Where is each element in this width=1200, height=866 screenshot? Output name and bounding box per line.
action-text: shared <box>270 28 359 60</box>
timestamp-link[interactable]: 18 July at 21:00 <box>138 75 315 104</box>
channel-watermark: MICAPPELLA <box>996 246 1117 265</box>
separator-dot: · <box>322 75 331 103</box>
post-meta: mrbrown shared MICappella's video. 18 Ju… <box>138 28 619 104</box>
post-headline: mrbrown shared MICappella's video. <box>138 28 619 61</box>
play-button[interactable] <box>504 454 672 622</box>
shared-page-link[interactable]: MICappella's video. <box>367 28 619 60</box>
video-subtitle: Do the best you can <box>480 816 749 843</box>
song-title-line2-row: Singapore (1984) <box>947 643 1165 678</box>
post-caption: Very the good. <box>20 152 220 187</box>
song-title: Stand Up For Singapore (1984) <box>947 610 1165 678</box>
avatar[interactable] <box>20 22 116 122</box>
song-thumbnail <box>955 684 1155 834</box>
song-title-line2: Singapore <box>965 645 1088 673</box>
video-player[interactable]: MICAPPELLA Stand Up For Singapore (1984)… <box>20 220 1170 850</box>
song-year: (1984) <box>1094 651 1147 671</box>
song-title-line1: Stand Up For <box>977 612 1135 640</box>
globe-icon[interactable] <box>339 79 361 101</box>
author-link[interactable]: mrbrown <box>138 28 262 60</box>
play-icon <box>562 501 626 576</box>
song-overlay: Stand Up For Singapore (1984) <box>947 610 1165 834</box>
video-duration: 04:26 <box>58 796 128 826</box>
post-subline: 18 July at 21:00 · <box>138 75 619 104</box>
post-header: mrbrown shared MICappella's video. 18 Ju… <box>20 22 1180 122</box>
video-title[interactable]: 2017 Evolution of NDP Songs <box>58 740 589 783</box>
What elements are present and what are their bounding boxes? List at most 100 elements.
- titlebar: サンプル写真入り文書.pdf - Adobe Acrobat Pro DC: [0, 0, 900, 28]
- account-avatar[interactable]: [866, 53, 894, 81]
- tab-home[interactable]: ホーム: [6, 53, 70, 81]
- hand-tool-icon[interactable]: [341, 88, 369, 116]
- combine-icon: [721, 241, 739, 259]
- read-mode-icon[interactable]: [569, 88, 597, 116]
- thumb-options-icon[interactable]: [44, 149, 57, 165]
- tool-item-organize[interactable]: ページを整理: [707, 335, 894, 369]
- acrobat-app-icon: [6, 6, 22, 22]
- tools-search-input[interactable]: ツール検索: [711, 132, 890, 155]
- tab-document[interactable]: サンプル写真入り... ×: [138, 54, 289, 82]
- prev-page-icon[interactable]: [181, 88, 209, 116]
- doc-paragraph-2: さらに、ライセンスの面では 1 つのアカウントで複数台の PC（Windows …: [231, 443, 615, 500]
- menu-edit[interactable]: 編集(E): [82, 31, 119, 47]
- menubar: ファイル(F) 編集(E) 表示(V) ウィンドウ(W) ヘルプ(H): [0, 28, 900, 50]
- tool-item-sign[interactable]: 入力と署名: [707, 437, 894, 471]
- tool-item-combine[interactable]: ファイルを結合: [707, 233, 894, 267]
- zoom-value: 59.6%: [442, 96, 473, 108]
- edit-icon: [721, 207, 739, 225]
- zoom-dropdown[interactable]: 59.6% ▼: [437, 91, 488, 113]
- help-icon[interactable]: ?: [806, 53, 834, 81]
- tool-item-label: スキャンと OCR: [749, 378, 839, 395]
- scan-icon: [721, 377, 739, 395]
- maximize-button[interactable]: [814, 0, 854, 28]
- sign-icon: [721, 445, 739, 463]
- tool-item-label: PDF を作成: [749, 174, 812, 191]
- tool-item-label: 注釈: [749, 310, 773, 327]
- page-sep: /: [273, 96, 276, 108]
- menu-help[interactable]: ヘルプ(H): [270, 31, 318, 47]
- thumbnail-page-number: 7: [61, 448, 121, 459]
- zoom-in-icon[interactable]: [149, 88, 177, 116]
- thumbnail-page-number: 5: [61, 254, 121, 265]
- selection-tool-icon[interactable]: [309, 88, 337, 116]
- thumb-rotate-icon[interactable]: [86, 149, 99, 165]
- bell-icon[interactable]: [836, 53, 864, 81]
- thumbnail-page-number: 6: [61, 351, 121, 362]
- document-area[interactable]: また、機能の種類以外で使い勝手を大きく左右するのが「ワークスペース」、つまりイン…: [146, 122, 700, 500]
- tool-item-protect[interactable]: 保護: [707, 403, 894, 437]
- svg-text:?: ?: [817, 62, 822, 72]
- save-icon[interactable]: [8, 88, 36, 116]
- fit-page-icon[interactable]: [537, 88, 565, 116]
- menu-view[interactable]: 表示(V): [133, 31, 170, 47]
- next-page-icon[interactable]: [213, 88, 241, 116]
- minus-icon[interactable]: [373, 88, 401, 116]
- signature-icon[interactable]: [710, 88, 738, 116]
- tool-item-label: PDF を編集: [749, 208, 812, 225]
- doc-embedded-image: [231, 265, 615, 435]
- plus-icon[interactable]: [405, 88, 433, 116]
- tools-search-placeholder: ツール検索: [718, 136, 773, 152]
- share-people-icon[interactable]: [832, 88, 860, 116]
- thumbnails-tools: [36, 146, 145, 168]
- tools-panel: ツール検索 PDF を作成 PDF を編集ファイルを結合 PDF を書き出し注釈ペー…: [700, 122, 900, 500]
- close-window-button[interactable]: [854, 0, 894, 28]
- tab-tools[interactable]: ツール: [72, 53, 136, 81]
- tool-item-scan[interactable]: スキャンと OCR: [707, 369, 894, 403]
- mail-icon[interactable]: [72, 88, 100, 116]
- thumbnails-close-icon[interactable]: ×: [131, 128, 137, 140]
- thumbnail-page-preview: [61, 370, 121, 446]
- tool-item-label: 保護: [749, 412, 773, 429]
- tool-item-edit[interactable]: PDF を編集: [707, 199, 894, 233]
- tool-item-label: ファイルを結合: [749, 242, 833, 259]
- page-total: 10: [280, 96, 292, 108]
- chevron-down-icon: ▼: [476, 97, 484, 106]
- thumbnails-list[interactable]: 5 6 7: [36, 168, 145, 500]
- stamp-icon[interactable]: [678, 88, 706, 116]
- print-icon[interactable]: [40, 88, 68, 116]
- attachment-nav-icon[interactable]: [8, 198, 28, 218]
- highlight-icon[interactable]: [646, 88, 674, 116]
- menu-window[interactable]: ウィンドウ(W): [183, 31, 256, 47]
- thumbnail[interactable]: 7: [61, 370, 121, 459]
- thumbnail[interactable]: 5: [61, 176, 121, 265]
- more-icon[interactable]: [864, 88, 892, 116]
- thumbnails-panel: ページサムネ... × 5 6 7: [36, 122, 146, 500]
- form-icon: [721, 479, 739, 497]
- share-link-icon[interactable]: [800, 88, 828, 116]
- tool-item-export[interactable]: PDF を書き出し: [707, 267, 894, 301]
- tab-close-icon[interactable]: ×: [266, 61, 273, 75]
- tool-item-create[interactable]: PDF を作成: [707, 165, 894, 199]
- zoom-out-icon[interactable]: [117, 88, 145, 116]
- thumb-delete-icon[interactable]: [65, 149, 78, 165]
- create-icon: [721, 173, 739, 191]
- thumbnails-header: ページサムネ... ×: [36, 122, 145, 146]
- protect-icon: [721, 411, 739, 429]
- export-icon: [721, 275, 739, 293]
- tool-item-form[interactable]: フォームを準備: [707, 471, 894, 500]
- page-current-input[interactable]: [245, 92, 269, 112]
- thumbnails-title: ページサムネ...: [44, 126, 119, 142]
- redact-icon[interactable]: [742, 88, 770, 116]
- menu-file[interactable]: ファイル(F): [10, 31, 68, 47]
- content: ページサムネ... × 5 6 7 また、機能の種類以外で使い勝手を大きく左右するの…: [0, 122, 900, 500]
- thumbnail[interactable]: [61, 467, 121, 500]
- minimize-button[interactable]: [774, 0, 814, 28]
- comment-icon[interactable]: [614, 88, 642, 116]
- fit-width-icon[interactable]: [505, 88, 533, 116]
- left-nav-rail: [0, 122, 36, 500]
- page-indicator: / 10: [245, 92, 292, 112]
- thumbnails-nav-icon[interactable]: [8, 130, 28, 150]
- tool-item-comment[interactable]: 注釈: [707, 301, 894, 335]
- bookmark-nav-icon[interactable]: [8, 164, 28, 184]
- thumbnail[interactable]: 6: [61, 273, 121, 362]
+ + +
:: What to produce ::
Rewrite the entries from the beginning through the line containing "- tool-item-organize[interactable]: ページを整理: [707, 335, 894, 369]", changing "mrbrown" to "mr_brown" and leaving everything else as it is.

:: Result of this exercise ::
Where is each element in this width=1200, height=866 screenshot? Output name and bounding box per line.
action-text: shared <box>270 28 359 60</box>
timestamp-link[interactable]: 18 July at 21:00 <box>138 75 315 104</box>
channel-watermark: MICAPPELLA <box>996 246 1117 265</box>
separator-dot: · <box>322 75 331 103</box>
post-meta: mr_brown shared MICappella's video. 18 Ju… <box>138 28 619 104</box>
post-headline: mr_brown shared MICappella's video. <box>138 28 619 61</box>
play-button[interactable] <box>504 454 672 622</box>
shared-page-link[interactable]: MICappella's video. <box>367 28 619 60</box>
video-subtitle: Do the best you can <box>480 816 749 843</box>
song-title-line2-row: Singapore (1984) <box>947 643 1165 678</box>
post-caption: Very the good. <box>20 152 220 187</box>
song-title: Stand Up For Singapore (1984) <box>947 610 1165 678</box>
avatar[interactable] <box>20 22 116 122</box>
song-thumbnail <box>955 684 1155 834</box>
song-title-line2: Singapore <box>965 645 1088 673</box>
video-player[interactable]: MICAPPELLA Stand Up For Singapore (1984)… <box>20 220 1170 850</box>
song-year: (1984) <box>1094 651 1147 671</box>
song-title-line1: Stand Up For <box>977 612 1135 640</box>
globe-icon[interactable] <box>339 79 361 101</box>
author-link[interactable]: mr_brown <box>138 28 262 60</box>
play-icon <box>562 501 626 576</box>
song-overlay: Stand Up For Singapore (1984) <box>947 610 1165 834</box>
video-duration: 04:26 <box>58 796 128 826</box>
post-subline: 18 July at 21:00 · <box>138 75 619 104</box>
post-header: mr_brown shared MICappella's video. 18 Ju… <box>20 22 1180 122</box>
video-title[interactable]: 2017 Evolution of NDP Songs <box>58 740 589 783</box>
What elements are present and what are their bounding boxes? List at most 100 elements.
- titlebar: サンプル写真入り文書.pdf - Adobe Acrobat Pro DC: [0, 0, 900, 28]
- account-avatar[interactable]: [866, 53, 894, 81]
- tab-home[interactable]: ホーム: [6, 53, 70, 81]
- hand-tool-icon[interactable]: [341, 88, 369, 116]
- combine-icon: [721, 241, 739, 259]
- read-mode-icon[interactable]: [569, 88, 597, 116]
- thumb-options-icon[interactable]: [44, 149, 57, 165]
- tool-item-organize[interactable]: ページを整理: [707, 335, 894, 369]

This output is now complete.